[Source data]
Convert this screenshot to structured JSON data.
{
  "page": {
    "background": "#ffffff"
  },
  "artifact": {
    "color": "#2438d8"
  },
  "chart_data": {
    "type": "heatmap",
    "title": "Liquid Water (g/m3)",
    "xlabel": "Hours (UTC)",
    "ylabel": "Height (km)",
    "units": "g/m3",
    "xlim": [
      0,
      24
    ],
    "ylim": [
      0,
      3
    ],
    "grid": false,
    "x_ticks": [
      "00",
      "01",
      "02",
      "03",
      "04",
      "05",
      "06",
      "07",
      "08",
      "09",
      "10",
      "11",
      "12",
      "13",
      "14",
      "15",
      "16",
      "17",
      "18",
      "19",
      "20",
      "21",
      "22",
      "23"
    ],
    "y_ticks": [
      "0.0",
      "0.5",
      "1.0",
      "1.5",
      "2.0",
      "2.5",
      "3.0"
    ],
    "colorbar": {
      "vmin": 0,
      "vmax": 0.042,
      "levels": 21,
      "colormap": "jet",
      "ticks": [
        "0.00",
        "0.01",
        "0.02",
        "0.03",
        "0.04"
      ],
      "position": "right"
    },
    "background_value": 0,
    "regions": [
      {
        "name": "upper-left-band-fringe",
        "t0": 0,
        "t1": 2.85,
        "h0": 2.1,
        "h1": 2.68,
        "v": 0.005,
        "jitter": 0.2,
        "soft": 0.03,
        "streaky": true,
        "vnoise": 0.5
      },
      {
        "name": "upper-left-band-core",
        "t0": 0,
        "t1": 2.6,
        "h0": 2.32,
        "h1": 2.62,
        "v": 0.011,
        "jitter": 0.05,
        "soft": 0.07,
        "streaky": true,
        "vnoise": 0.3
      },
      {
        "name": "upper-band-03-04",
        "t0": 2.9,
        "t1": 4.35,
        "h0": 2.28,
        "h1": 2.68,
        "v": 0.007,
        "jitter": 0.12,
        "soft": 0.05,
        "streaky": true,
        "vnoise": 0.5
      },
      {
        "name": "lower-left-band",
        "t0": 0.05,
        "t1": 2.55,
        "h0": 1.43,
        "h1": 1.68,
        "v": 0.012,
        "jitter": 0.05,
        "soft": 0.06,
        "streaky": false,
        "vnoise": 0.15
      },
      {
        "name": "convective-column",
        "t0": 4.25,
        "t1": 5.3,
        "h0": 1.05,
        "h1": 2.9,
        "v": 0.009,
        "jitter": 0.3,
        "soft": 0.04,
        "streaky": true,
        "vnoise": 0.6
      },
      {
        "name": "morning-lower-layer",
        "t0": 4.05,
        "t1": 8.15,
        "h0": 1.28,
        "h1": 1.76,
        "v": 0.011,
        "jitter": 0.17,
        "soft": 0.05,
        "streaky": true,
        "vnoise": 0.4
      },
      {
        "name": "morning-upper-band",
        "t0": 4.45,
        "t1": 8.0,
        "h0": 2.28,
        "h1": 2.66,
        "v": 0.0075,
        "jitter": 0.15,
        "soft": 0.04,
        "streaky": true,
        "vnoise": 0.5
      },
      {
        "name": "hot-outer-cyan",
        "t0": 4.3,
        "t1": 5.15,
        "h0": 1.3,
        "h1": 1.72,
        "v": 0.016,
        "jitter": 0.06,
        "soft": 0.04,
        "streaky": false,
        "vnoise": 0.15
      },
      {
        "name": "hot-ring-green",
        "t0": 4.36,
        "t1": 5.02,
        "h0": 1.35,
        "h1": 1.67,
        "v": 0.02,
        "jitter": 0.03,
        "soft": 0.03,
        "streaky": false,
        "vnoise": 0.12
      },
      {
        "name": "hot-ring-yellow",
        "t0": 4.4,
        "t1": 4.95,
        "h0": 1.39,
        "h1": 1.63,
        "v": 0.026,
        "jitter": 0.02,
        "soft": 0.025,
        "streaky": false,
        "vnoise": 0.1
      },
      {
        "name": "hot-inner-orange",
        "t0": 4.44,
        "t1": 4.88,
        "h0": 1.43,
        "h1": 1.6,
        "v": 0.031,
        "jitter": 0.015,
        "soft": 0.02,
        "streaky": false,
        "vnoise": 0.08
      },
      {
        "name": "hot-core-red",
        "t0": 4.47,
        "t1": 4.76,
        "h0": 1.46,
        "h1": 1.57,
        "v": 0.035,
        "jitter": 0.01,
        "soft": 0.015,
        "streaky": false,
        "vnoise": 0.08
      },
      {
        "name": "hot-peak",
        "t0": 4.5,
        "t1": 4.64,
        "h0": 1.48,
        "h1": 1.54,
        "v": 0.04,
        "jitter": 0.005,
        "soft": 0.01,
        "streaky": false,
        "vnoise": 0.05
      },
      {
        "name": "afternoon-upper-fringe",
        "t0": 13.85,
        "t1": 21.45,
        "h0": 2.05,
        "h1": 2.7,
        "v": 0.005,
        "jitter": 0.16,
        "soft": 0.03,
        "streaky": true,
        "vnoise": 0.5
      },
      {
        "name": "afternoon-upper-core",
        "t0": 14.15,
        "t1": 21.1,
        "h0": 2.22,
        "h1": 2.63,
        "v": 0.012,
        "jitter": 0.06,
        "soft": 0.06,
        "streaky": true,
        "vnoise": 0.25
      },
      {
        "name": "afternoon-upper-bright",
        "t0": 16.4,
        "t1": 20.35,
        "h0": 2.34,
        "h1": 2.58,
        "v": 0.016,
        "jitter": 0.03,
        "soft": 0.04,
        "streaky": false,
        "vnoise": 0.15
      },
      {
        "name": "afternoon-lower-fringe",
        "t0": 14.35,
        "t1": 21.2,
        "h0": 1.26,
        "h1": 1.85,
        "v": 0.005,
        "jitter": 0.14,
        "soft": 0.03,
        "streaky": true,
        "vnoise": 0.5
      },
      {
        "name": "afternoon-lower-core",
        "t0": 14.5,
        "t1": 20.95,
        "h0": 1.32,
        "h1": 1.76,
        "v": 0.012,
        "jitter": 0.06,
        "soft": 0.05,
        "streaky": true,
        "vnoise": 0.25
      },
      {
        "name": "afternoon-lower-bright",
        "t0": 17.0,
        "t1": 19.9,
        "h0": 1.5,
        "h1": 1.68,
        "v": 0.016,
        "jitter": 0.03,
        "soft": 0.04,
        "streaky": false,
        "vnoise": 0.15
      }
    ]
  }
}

### WORK TO COMPLETE
Copy every line of the listing that includes the string "bright".

### ANSWER BELOW
        "name": "afternoon-upper-bright",
        "name": "afternoon-lower-bright",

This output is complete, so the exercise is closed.